▶ _To be done_
Return each line of the data below verbatim; pictures are to be left out.

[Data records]
<<<<

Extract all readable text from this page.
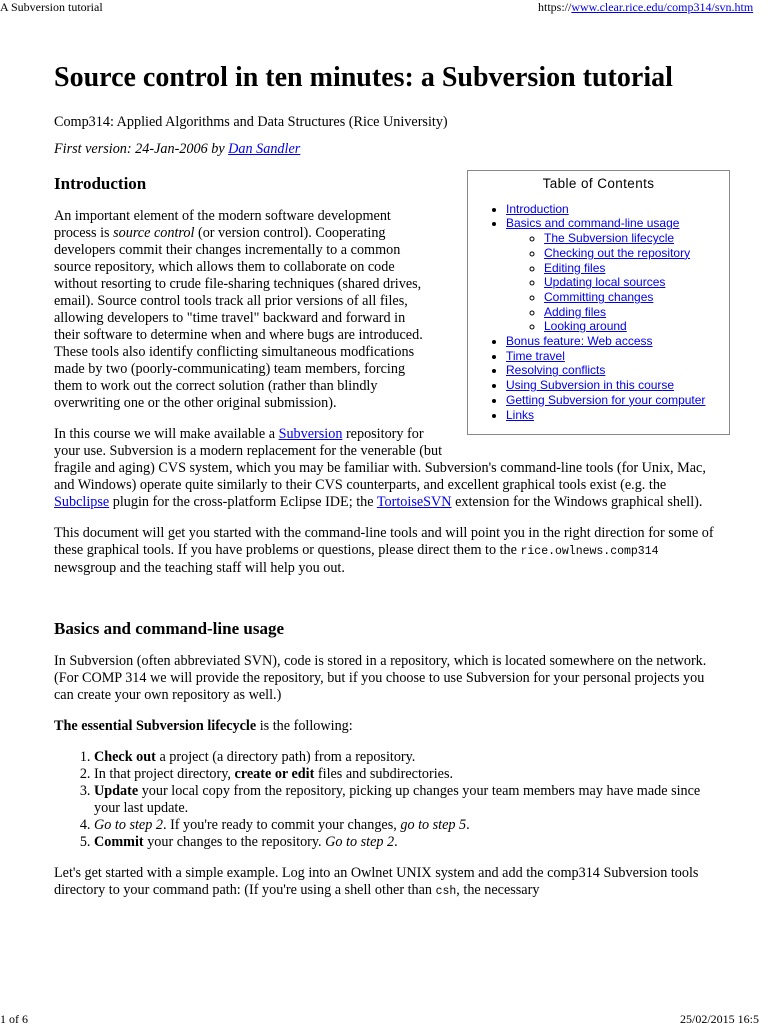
A Subversion tutorial	https://www.clear.rice.edu/comp314/svn.htm
Source control in ten minutes: a Subversion tutorial

Comp314: Applied Algorithms and Data Structures (Rice University)

First version: 24-Jan-2006 by Dan Sandler

Table of Contents
• Introduction
• Basics and command-line usage
◦ The Subversion lifecycle
◦ Checking out the repository
◦ Editing files
◦ Updating local sources
◦ Committing changes
◦ Adding files
◦ Looking around
• Bonus feature: Web access
• Time travel
• Resolving conflicts
• Using Subversion in this course
• Getting Subversion for your computer
• Links
Introduction

An important element of the modern software development process is source control (or version control). Cooperating developers commit their changes incrementally to a common source repository, which allows them to collaborate on code without resorting to crude file-sharing techniques (shared drives, email). Source control tools track all prior versions of all files, allowing developers to "time travel" backward and forward in their software to determine when and where bugs are introduced. These tools also identify conflicting simultaneous modfications made by two (poorly-communicating) team members, forcing them to work out the correct solution (rather than blindly overwriting one or the other original submission).

In this course we will make available a Subversion repository for your use. Subversion is a modern replacement for the venerable (but fragile and aging) CVS system, which you may be familiar with. Subversion's command-line tools (for Unix, Mac, and Windows) operate quite similarly to their CVS counterparts, and excellent graphical tools exist (e.g. the Subclipse plugin for the cross-platform Eclipse IDE; the TortoiseSVN extension for the Windows graphical shell).

This document will get you started with the command-line tools and will point you in the right direction for some of these graphical tools. If you have problems or questions, please direct them to the rice.owlnews.comp314 newsgroup and the teaching staff will help you out.

Basics and command-line usage

In Subversion (often abbreviated SVN), code is stored in a repository, which is located somewhere on the network. (For COMP 314 we will provide the repository, but if you choose to use Subversion for your personal projects you can create your own repository as well.)

The essential Subversion lifecycle is the following:

1. Check out a project (a directory path) from a repository.
2. In that project directory, create or edit files and subdirectories.
3. Update your local copy from the repository, picking up changes your team members may have made since your last update.
4. Go to step 2. If you're ready to commit your changes, go to step 5.
5. Commit your changes to the repository. Go to step 2.

Let's get started with a simple example. Log into an Owlnet UNIX system and add the comp314 Subversion tools directory to your command path: (If you're using a shell other than csh, the necessary

1 of 6	25/02/2015 16:5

>>>>

▶ _Output below_
Extract all readable text from this page.
A Subversion tutorial	https://www.clear.rice.edu/comp314/svn.htm
Source control in ten minutes: a Subversion tutorial

Comp314: Applied Algorithms and Data Structures (Rice University)

First version: 24-Jan-2006 by Dan Sandler

Table of Contents
• Introduction
• Basics and command-line usage
◦ The Subversion lifecycle
◦ Checking out the repository
◦ Editing files
◦ Updating local sources
◦ Committing changes
◦ Adding files
◦ Looking around
• Bonus feature: Web access
• Time travel
• Resolving conflicts
• Using Subversion in this course
• Getting Subversion for your computer
• Links
Introduction

An important element of the modern software development process is source control (or version control). Cooperating developers commit their changes incrementally to a common source repository, which allows them to collaborate on code without resorting to crude file-sharing techniques (shared drives, email). Source control tools track all prior versions of all files, allowing developers to "time travel" backward and forward in their software to determine when and where bugs are introduced. These tools also identify conflicting simultaneous modfications made by two (poorly-communicating) team members, forcing them to work out the correct solution (rather than blindly overwriting one or the other original submission).

In this course we will make available a Subversion repository for your use. Subversion is a modern replacement for the venerable (but fragile and aging) CVS system, which you may be familiar with. Subversion's command-line tools (for Unix, Mac, and Windows) operate quite similarly to their CVS counterparts, and excellent graphical tools exist (e.g. the Subclipse plugin for the cross-platform Eclipse IDE; the TortoiseSVN extension for the Windows graphical shell).

This document will get you started with the command-line tools and will point you in the right direction for some of these graphical tools. If you have problems or questions, please direct them to the rice.owlnews.comp314 newsgroup and the teaching staff will help you out.

Basics and command-line usage

In Subversion (often abbreviated SVN), code is stored in a repository, which is located somewhere on the network. (For COMP 314 we will provide the repository, but if you choose to use Subversion for your personal projects you can create your own repository as well.)

The essential Subversion lifecycle is the following:

1. Check out a project (a directory path) from a repository.
2. In that project directory, create or edit files and subdirectories.
3. Update your local copy from the repository, picking up changes your team members may have made since your last update.
4. Go to step 2. If you're ready to commit your changes, go to step 5.
5. Commit your changes to the repository. Go to step 2.

Let's get started with a simple example. Log into an Owlnet UNIX system and add the comp314 Subversion tools directory to your command path: (If you're using a shell other than csh, the necessary

1 of 6	25/02/2015 16:5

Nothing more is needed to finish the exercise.